▸ **Input rows**

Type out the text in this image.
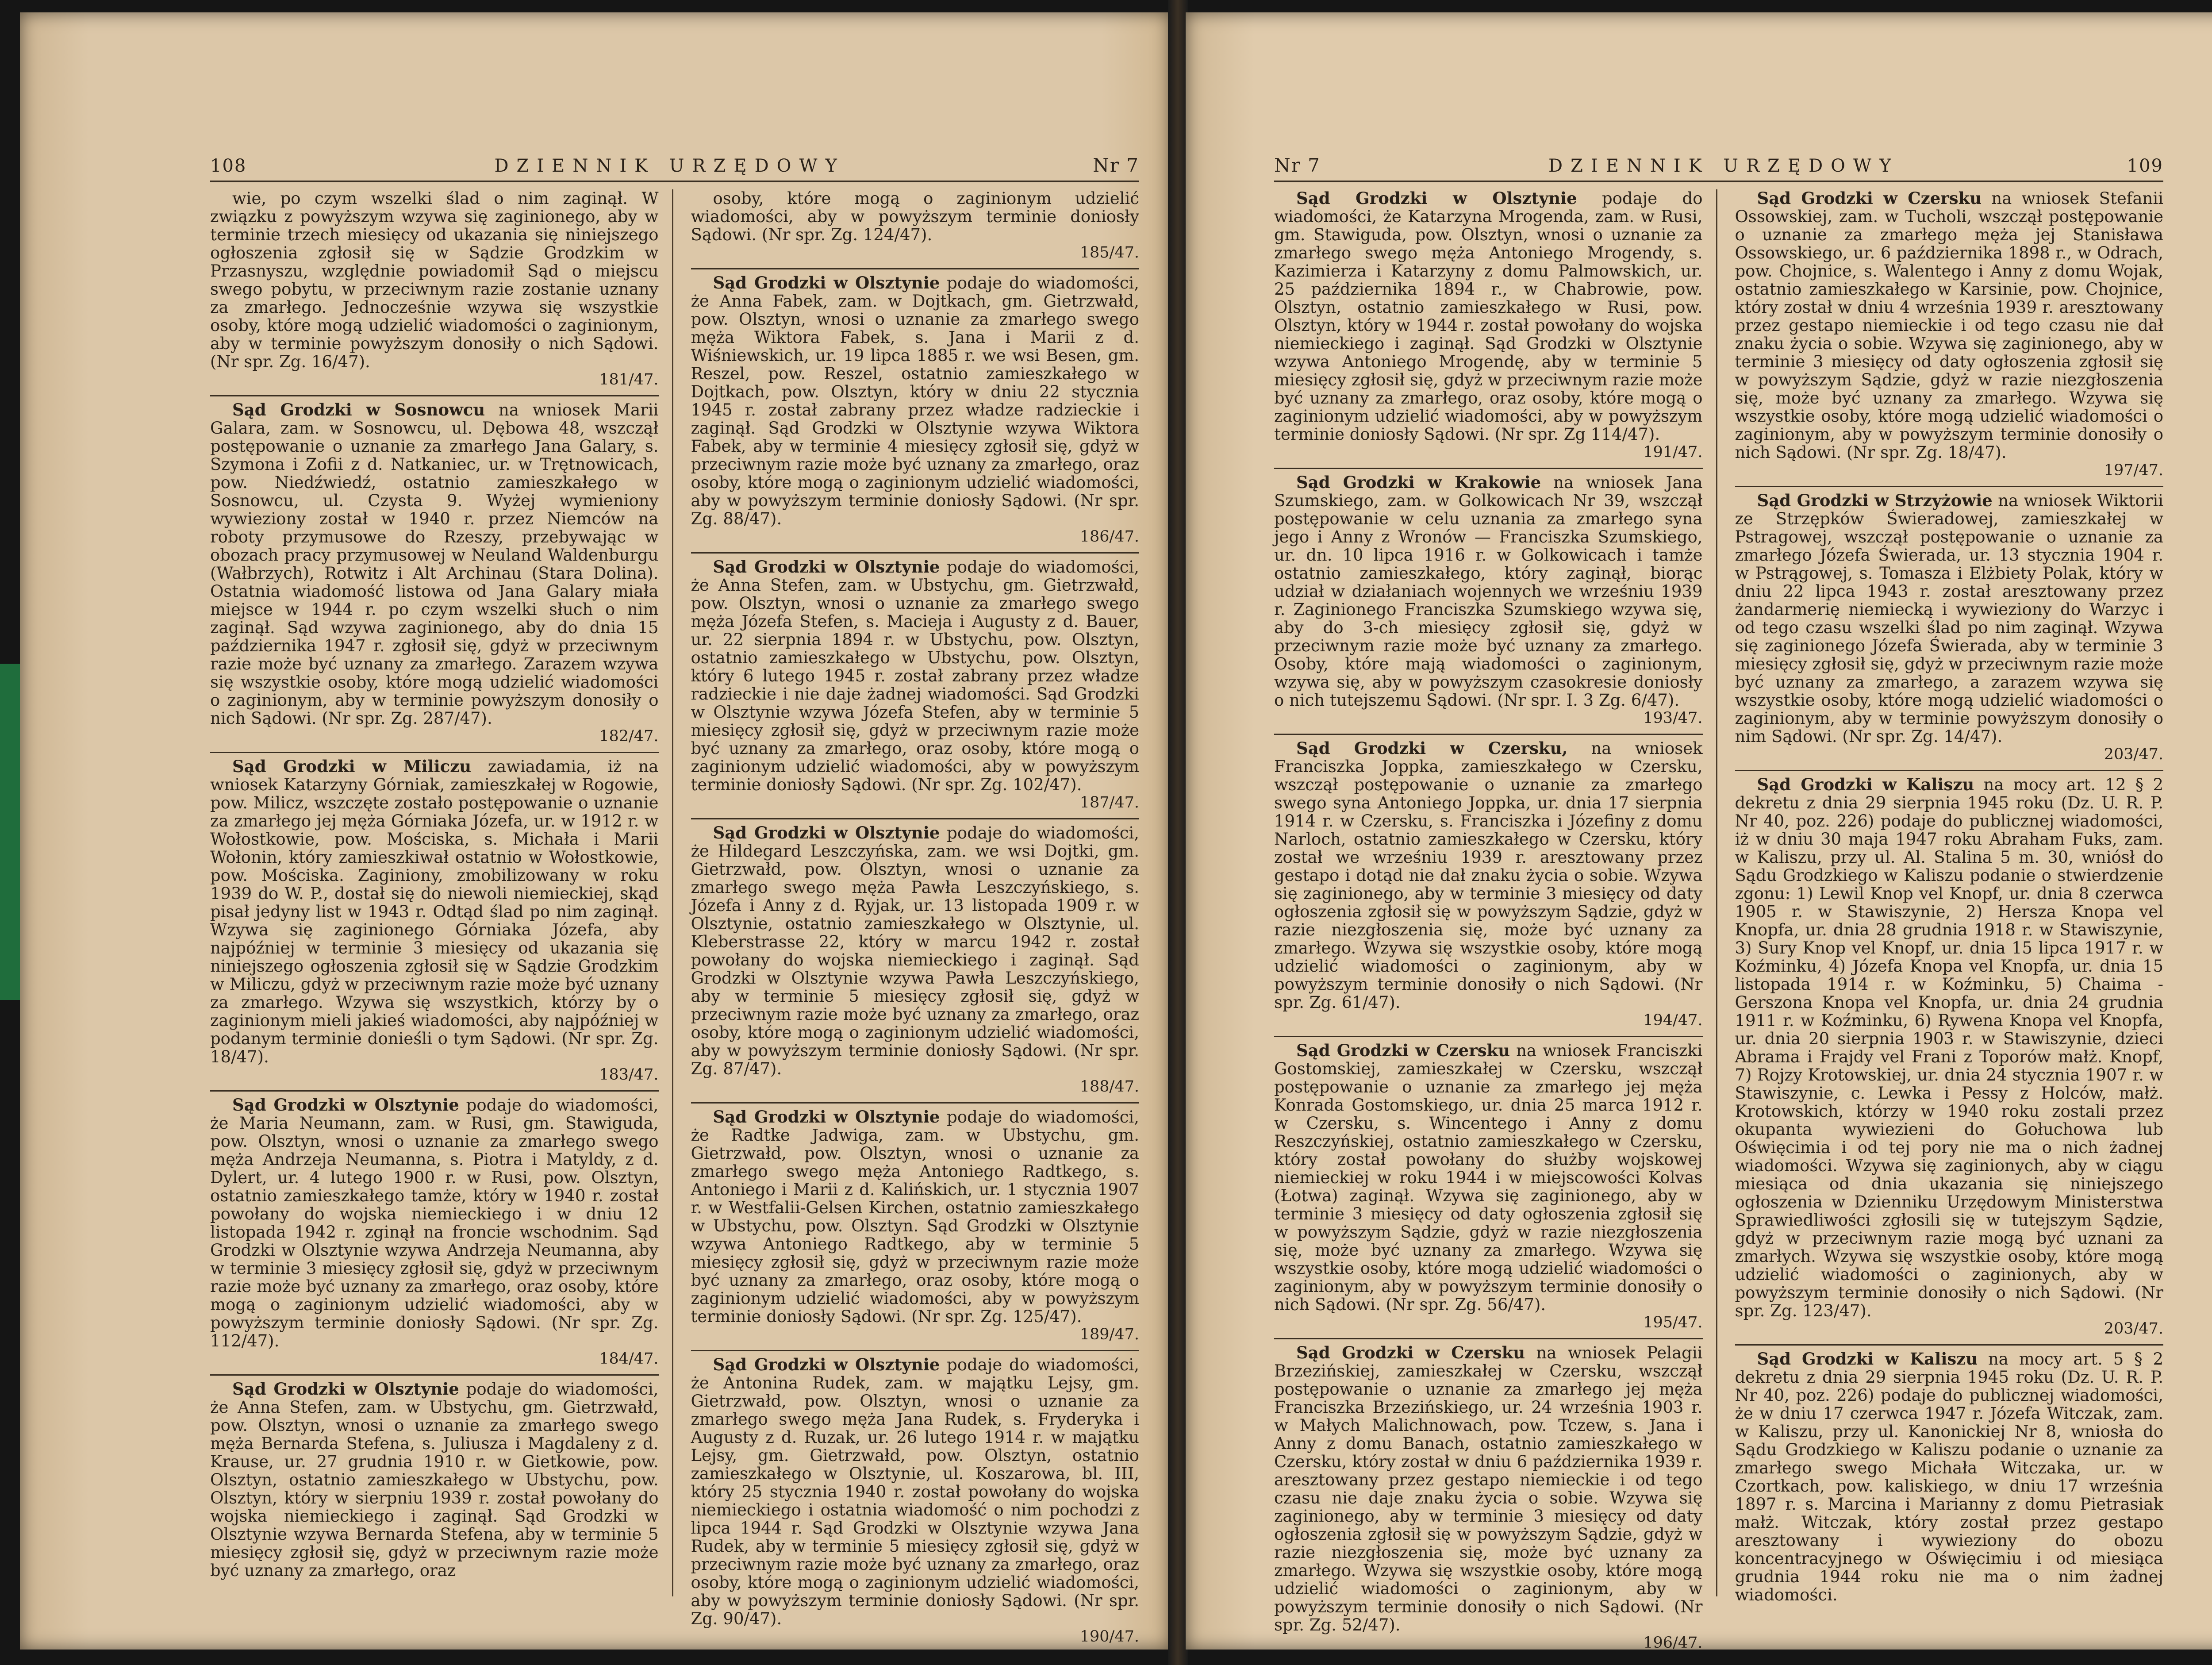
108	DZIENNIK URZĘDOWY	Nr 7

wie, po czym wszelki ślad o nim zaginął. W związku z powyższym wzywa się zaginionego, aby w terminie trzech miesięcy od ukazania się niniejszego ogłoszenia zgłosił się w Sądzie Grodzkim w Przasnyszu, względnie powiadomił Sąd o miejscu swego pobytu, w przeciwnym razie zostanie uznany za zmarłego. Jednocześnie wzywa się wszystkie osoby, które mogą udzielić wiadomości o zaginionym, aby w terminie powyższym donosiły o nich Sądowi. (Nr spr. Zg. 16/47).

181/47.

Sąd Grodzki w Sosnowcu na wniosek Marii Galara, zam. w Sosnowcu, ul. Dębowa 48, wszczął postępowanie o uznanie za zmarłego Jana Galary, s. Szymona i Zofii z d. Natkaniec, ur. w Trętnowicach, pow. Niedźwiedź, ostatnio zamieszkałego w Sosnowcu, ul. Czysta 9. Wyżej wymieniony wywieziony został w 1940 r. przez Niemców na roboty przymusowe do Rzeszy, przebywając w obozach pracy przymusowej w Neuland Waldenburgu (Wałbrzych), Rotwitz i Alt Archinau (Stara Dolina). Ostatnia wiadomość listowa od Jana Galary miała miejsce w 1944 r. po czym wszelki słuch o nim zaginął. Sąd wzywa zaginionego, aby do dnia 15 października 1947 r. zgłosił się, gdyż w przeciwnym razie może być uznany za zmarłego. Zarazem wzywa się wszystkie osoby, które mogą udzielić wiadomości o zaginionym, aby w terminie powyższym donosiły o nich Sądowi. (Nr spr. Zg. 287/47).

182/47.

Sąd Grodzki w Miliczu zawiadamia, iż na wniosek Katarzyny Górniak, zamieszkałej w Rogowie, pow. Milicz, wszczęte zostało postępowanie o uznanie za zmarłego jej męża Górniaka Józefa, ur. w 1912 r. w Wołostkowie, pow. Mościska, s. Michała i Marii Wołonin, który zamieszkiwał ostatnio w Wołostkowie, pow. Mościska. Zaginiony, zmobilizowany w roku 1939 do W. P., dostał się do niewoli niemieckiej, skąd pisał jedyny list w 1943 r. Odtąd ślad po nim zaginął. Wzywa się zaginionego Górniaka Józefa, aby najpóźniej w terminie 3 miesięcy od ukazania się niniejszego ogłoszenia zgłosił się w Sądzie Grodzkim w Miliczu, gdyż w przeciwnym razie może być uznany za zmarłego. Wzywa się wszystkich, którzy by o zaginionym mieli jakieś wiadomości, aby najpóźniej w podanym terminie donieśli o tym Sądowi. (Nr spr. Zg. 18/47).

183/47.

Sąd Grodzki w Olsztynie podaje do wiadomości, że Maria Neumann, zam. w Rusi, gm. Stawiguda, pow. Olsztyn, wnosi o uznanie za zmarłego swego męża Andrzeja Neumanna, s. Piotra i Matyldy, z d. Dylert, ur. 4 lutego 1900 r. w Rusi, pow. Olsztyn, ostatnio zamieszkałego tamże, który w 1940 r. został powołany do wojska niemieckiego i w dniu 12 listopada 1942 r. zginął na froncie wschodnim. Sąd Grodzki w Olsztynie wzywa Andrzeja Neumanna, aby w terminie 3 miesięcy zgłosił się, gdyż w przeciwnym razie może być uznany za zmarłego, oraz osoby, które mogą o zaginionym udzielić wiadomości, aby w powyższym terminie doniosły Sądowi. (Nr spr. Zg. 112/47).

184/47.

Sąd Grodzki w Olsztynie podaje do wiadomości, że Anna Stefen, zam. w Ubstychu, gm. Gietrzwałd, pow. Olsztyn, wnosi o uznanie za zmarłego swego męża Bernarda Stefena, s. Juliusza i Magdaleny z d. Krause, ur. 27 grudnia 1910 r. w Gietkowie, pow. Olsztyn, ostatnio zamieszkałego w Ubstychu, pow. Olsztyn, który w sierpniu 1939 r. został powołany do wojska niemieckiego i zaginął. Sąd Grodzki w Olsztynie wzywa Bernarda Stefena, aby w terminie 5 miesięcy zgłosił się, gdyż w przeciwnym razie może być uznany za zmarłego, oraz

osoby, które mogą o zaginionym udzielić wiadomości, aby w powyższym terminie doniosły Sądowi. (Nr spr. Zg. 124/47).

185/47.

Sąd Grodzki w Olsztynie podaje do wiadomości, że Anna Fabek, zam. w Dojtkach, gm. Gietrzwałd, pow. Olsztyn, wnosi o uznanie za zmarłego swego męża Wiktora Fabek, s. Jana i Marii z d. Wiśniewskich, ur. 19 lipca 1885 r. we wsi Besen, gm. Reszel, pow. Reszel, ostatnio zamieszkałego w Dojtkach, pow. Olsztyn, który w dniu 22 stycznia 1945 r. został zabrany przez władze radzieckie i zaginął. Sąd Grodzki w Olsztynie wzywa Wiktora Fabek, aby w terminie 4 miesięcy zgłosił się, gdyż w przeciwnym razie może być uznany za zmarłego, oraz osoby, które mogą o zaginionym udzielić wiadomości, aby w powyższym terminie doniosły Sądowi. (Nr spr. Zg. 88/47).

186/47.

Sąd Grodzki w Olsztynie podaje do wiadomości, że Anna Stefen, zam. w Ubstychu, gm. Gietrzwałd, pow. Olsztyn, wnosi o uznanie za zmarłego swego męża Józefa Stefen, s. Macieja i Augusty z d. Bauer, ur. 22 sierpnia 1894 r. w Ubstychu, pow. Olsztyn, ostatnio zamieszkałego w Ubstychu, pow. Olsztyn, który 6 lutego 1945 r. został zabrany przez władze radzieckie i nie daje żadnej wiadomości. Sąd Grodzki w Olsztynie wzywa Józefa Stefen, aby w terminie 5 miesięcy zgłosił się, gdyż w przeciwnym razie może być uznany za zmarłego, oraz osoby, które mogą o zaginionym udzielić wiadomości, aby w powyższym terminie doniosły Sądowi. (Nr spr. Zg. 102/47).

187/47.

Sąd Grodzki w Olsztynie podaje do wiadomości, że Hildegard Leszczyńska, zam. we wsi Dojtki, gm. Gietrzwałd, pow. Olsztyn, wnosi o uznanie za zmarłego swego męża Pawła Leszczyńskiego, s. Józefa i Anny z d. Ryjak, ur. 13 listopada 1909 r. w Olsztynie, ostatnio zamieszkałego w Olsztynie, ul. Kleberstrasse 22, który w marcu 1942 r. został powołany do wojska niemieckiego i zaginął. Sąd Grodzki w Olsztynie wzywa Pawła Leszczyńskiego, aby w terminie 5 miesięcy zgłosił się, gdyż w przeciwnym razie może być uznany za zmarłego, oraz osoby, które mogą o zaginionym udzielić wiadomości, aby w powyższym terminie doniosły Sądowi. (Nr spr. Zg. 87/47).

188/47.

Sąd Grodzki w Olsztynie podaje do wiadomości, że Radtke Jadwiga, zam. w Ubstychu, gm. Gietrzwałd, pow. Olsztyn, wnosi o uznanie za zmarłego swego męża Antoniego Radtkego, s. Antoniego i Marii z d. Kalińskich, ur. 1 stycznia 1907 r. w Westfalii-Gelsen Kirchen, ostatnio zamieszkałego w Ubstychu, pow. Olsztyn. Sąd Grodzki w Olsztynie wzywa Antoniego Radtkego, aby w terminie 5 miesięcy zgłosił się, gdyż w przeciwnym razie może być uznany za zmarłego, oraz osoby, które mogą o zaginionym udzielić wiadomości, aby w powyższym terminie doniosły Sądowi. (Nr spr. Zg. 125/47).

189/47.

Sąd Grodzki w Olsztynie podaje do wiadomości, że Antonina Rudek, zam. w majątku Lejsy, gm. Gietrzwałd, pow. Olsztyn, wnosi o uznanie za zmarłego swego męża Jana Rudek, s. Fryderyka i Augusty z d. Ruzak, ur. 26 lutego 1914 r. w majątku Lejsy, gm. Gietrzwałd, pow. Olsztyn, ostatnio zamieszkałego w Olsztynie, ul. Koszarowa, bl. III, który 25 stycznia 1940 r. został powołany do wojska niemieckiego i ostatnia wiadomość o nim pochodzi z lipca 1944 r. Sąd Grodzki w Olsztynie wzywa Jana Rudek, aby w terminie 5 miesięcy zgłosił się, gdyż w przeciwnym razie może być uznany za zmarłego, oraz osoby, które mogą o zaginionym udzielić wiadomości, aby w powyższym terminie doniosły Sądowi. (Nr spr. Zg. 90/47).

190/47.
Nr 7	DZIENNIK URZĘDOWY	109

Sąd Grodzki w Olsztynie podaje do wiadomości, że Katarzyna Mrogenda, zam. w Rusi, gm. Stawiguda, pow. Olsztyn, wnosi o uznanie za zmarłego swego męża Antoniego Mrogendy, s. Kazimierza i Katarzyny z domu Palmowskich, ur. 25 października 1894 r., w Chabrowie, pow. Olsztyn, ostatnio zamieszkałego w Rusi, pow. Olsztyn, który w 1944 r. został powołany do wojska niemieckiego i zaginął. Sąd Grodzki w Olsztynie wzywa Antoniego Mrogendę, aby w terminie 5 miesięcy zgłosił się, gdyż w przeciwnym razie może być uznany za zmarłego, oraz osoby, które mogą o zaginionym udzielić wiadomości, aby w powyższym terminie doniosły Sądowi. (Nr spr. Zg 114/47).

191/47.

Sąd Grodzki w Krakowie na wniosek Jana Szumskiego, zam. w Golkowicach Nr 39, wszczął postępowanie w celu uznania za zmarłego syna jego i Anny z Wronów — Franciszka Szumskiego, ur. dn. 10 lipca 1916 r. w Golkowicach i tamże ostatnio zamieszkałego, który zaginął, biorąc udział w działaniach wojennych we wrześniu 1939 r. Zaginionego Franciszka Szumskiego wzywa się, aby do 3-ch miesięcy zgłosił się, gdyż w przeciwnym razie może być uznany za zmarłego. Osoby, które mają wiadomości o zaginionym, wzywa się, aby w powyższym czasokresie doniosły o nich tutejszemu Sądowi. (Nr spr. I. 3 Zg. 6/47).

193/47.

Sąd Grodzki w Czersku, na wniosek Franciszka Joppka, zamieszkałego w Czersku, wszczął postępowanie o uznanie za zmarłego swego syna Antoniego Joppka, ur. dnia 17 sierpnia 1914 r. w Czersku, s. Franciszka i Józefiny z domu Narloch, ostatnio zamieszkałego w Czersku, który został we wrześniu 1939 r. aresztowany przez gestapo i dotąd nie dał znaku życia o sobie. Wzywa się zaginionego, aby w terminie 3 miesięcy od daty ogłoszenia zgłosił się w powyższym Sądzie, gdyż w razie niezgłoszenia się, może być uznany za zmarłego. Wzywa się wszystkie osoby, które mogą udzielić wiadomości o zaginionym, aby w powyższym terminie donosiły o nich Sądowi. (Nr spr. Zg. 61/47).

194/47.

Sąd Grodzki w Czersku na wniosek Franciszki Gostomskiej, zamieszkałej w Czersku, wszczął postępowanie o uznanie za zmarłego jej męża Konrada Gostomskiego, ur. dnia 25 marca 1912 r. w Czersku, s. Wincentego i Anny z domu Reszczyńskiej, ostatnio zamieszkałego w Czersku, który został powołany do służby wojskowej niemieckiej w roku 1944 i w miejscowości Kolvas (Łotwa) zaginął. Wzywa się zaginionego, aby w terminie 3 miesięcy od daty ogłoszenia zgłosił się w powyższym Sądzie, gdyż w razie niezgłoszenia się, może być uznany za zmarłego. Wzywa się wszystkie osoby, które mogą udzielić wiadomości o zaginionym, aby w powyższym terminie donosiły o nich Sądowi. (Nr spr. Zg. 56/47).

195/47.

Sąd Grodzki w Czersku na wniosek Pelagii Brzezińskiej, zamieszkałej w Czersku, wszczął postępowanie o uznanie za zmarłego jej męża Franciszka Brzezińskiego, ur. 24 września 1903 r. w Małych Malichnowach, pow. Tczew, s. Jana i Anny z domu Banach, ostatnio zamieszkałego w Czersku, który został w dniu 6 października 1939 r. aresztowany przez gestapo niemieckie i od tego czasu nie daje znaku życia o sobie. Wzywa się zaginionego, aby w terminie 3 miesięcy od daty ogłoszenia zgłosił się w powyższym Sądzie, gdyż w razie niezgłoszenia się, może być uznany za zmarłego. Wzywa się wszystkie osoby, które mogą udzielić wiadomości o zaginionym, aby w powyższym terminie donosiły o nich Sądowi. (Nr spr. Zg. 52/47).

196/47.

Sąd Grodzki w Czersku na wniosek Stefanii Ossowskiej, zam. w Tucholi, wszczął postępowanie o uznanie za zmarłego męża jej Stanisława Ossowskiego, ur. 6 października 1898 r., w Odrach, pow. Chojnice, s. Walentego i Anny z domu Wojak, ostatnio zamieszkałego w Karsinie, pow. Chojnice, który został w dniu 4 września 1939 r. aresztowany przez gestapo niemieckie i od tego czasu nie dał znaku życia o sobie. Wzywa się zaginionego, aby w terminie 3 miesięcy od daty ogłoszenia zgłosił się w powyższym Sądzie, gdyż w razie niezgłoszenia się, może być uznany za zmarłego. Wzywa się wszystkie osoby, które mogą udzielić wiadomości o zaginionym, aby w powyższym terminie donosiły o nich Sądowi. (Nr spr. Zg. 18/47).

197/47.

Sąd Grodzki w Strzyżowie na wniosek Wiktorii ze Strzępków Świeradowej, zamieszkałej w Pstragowej, wszczął postępowanie o uznanie za zmarłego Józefa Świerada, ur. 13 stycznia 1904 r. w Pstrągowej, s. Tomasza i Elżbiety Polak, który w dniu 22 lipca 1943 r. został aresztowany przez żandarmerię niemiecką i wywieziony do Warzyc i od tego czasu wszelki ślad po nim zaginął. Wzywa się zaginionego Józefa Świerada, aby w terminie 3 miesięcy zgłosił się, gdyż w przeciwnym razie może być uznany za zmarłego, a zarazem wzywa się wszystkie osoby, które mogą udzielić wiadomości o zaginionym, aby w terminie powyższym donosiły o nim Sądowi. (Nr spr. Zg. 14/47).

203/47.

Sąd Grodzki w Kaliszu na mocy art. 12 § 2 dekretu z dnia 29 sierpnia 1945 roku (Dz. U. R. P. Nr 40, poz. 226) podaje do publicznej wiadomości, iż w dniu 30 maja 1947 roku Abraham Fuks, zam. w Kaliszu, przy ul. Al. Stalina 5 m. 30, wniósł do Sądu Grodzkiego w Kaliszu podanie o stwierdzenie zgonu: 1) Lewil Knop vel Knopf, ur. dnia 8 czerwca 1905 r. w Stawiszynie, 2) Hersza Knopa vel Knopfa, ur. dnia 28 grudnia 1918 r. w Stawiszynie, 3) Sury Knop vel Knopf, ur. dnia 15 lipca 1917 r. w Koźminku, 4) Józefa Knopa vel Knopfa, ur. dnia 15 listopada 1914 r. w Koźminku, 5) Chaima - Gerszona Knopa vel Knopfa, ur. dnia 24 grudnia 1911 r. w Koźminku, 6) Rywena Knopa vel Knopfa, ur. dnia 20 sierpnia 1903 r. w Stawiszynie, dzieci Abrama i Frajdy vel Frani z Toporów małż. Knopf, 7) Rojzy Krotowskiej, ur. dnia 24 stycznia 1907 r. w Stawiszynie, c. Lewka i Pessy z Holców, małż. Krotowskich, którzy w 1940 roku zostali przez okupanta wywiezieni do Gołuchowa lub Oświęcimia i od tej pory nie ma o nich żadnej wiadomości. Wzywa się zaginionych, aby w ciągu miesiąca od dnia ukazania się niniejszego ogłoszenia w Dzienniku Urzędowym Ministerstwa Sprawiedliwości zgłosili się w tutejszym Sądzie, gdyż w przeciwnym razie mogą być uznani za zmarłych. Wzywa się wszystkie osoby, które mogą udzielić wiadomości o zaginionych, aby w powyższym terminie donosiły o nich Sądowi. (Nr spr. Zg. 123/47).

203/47.

Sąd Grodzki w Kaliszu na mocy art. 5 § 2 dekretu z dnia 29 sierpnia 1945 roku (Dz. U. R. P. Nr 40, poz. 226) podaje do publicznej wiadomości, że w dniu 17 czerwca 1947 r. Józefa Witczak, zam. w Kaliszu, przy ul. Kanonickiej Nr 8, wniosła do Sądu Grodzkiego w Kaliszu podanie o uznanie za zmarłego swego Michała Witczaka, ur. w Czortkach, pow. kaliskiego, w dniu 17 września 1897 r. s. Marcina i Marianny z domu Pietrasiak małż. Witczak, który został przez gestapo aresztowany i wywieziony do obozu koncentracyjnego w Oświęcimiu i od miesiąca grudnia 1944 roku nie ma o nim żadnej wiadomości.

▸ **Exercise brief**
Display every line of the listing that contains the string "Michała".

▸ **Written response**
Sąd Grodzki w Miliczu zawiadamia, iż na wniosek Katarzyny Górniak, zamieszkałej w Rogowie, pow. Milicz, wszczęte zostało postępowanie o uznanie za zmarłego jej męża Górniaka Józefa, ur. w 1912 r. w Wołostkowie, pow. Mościska, s. Michała i Marii Wołonin, który zamieszkiwał ostatnio w Wołostkowie, pow. Mościska. Zaginiony, zmobilizowany w roku 1939 do W. P., dostał się do niewoli niemieckiej, skąd pisał jedyny list w 1943 r. Odtąd ślad po nim zaginął. Wzywa się zaginionego Górniaka Józefa, aby najpóźniej w terminie 3 miesięcy od ukazania się niniejszego ogłoszenia zgłosił się w Sądzie Grodzkim w Miliczu, gdyż w przeciwnym razie może być uznany za zmarłego. Wzywa się wszystkich, którzy by o zaginionym mieli jakieś wiadomości, aby najpóźniej w podanym terminie donieśli o tym Sądowi. (Nr spr. Zg. 18/47).
Sąd Grodzki w Kaliszu na mocy art. 5 § 2 dekretu z dnia 29 sierpnia 1945 roku (Dz. U. R. P. Nr 40, poz. 226) podaje do publicznej wiadomości, że w dniu 17 czerwca 1947 r. Józefa Witczak, zam. w Kaliszu, przy ul. Kanonickiej Nr 8, wniosła do Sądu Grodzkiego w Kaliszu podanie o uznanie za zmarłego swego Michała Witczaka, ur. w Czortkach, pow. kaliskiego, w dniu 17 września 1897 r. s. Marcina i Marianny z domu Pietrasiak małż. Witczak, który został przez gestapo aresztowany i wywieziony do obozu koncentracyjnego w Oświęcimiu i od miesiąca grudnia 1944 roku nie ma o nim żadnej wiadomości.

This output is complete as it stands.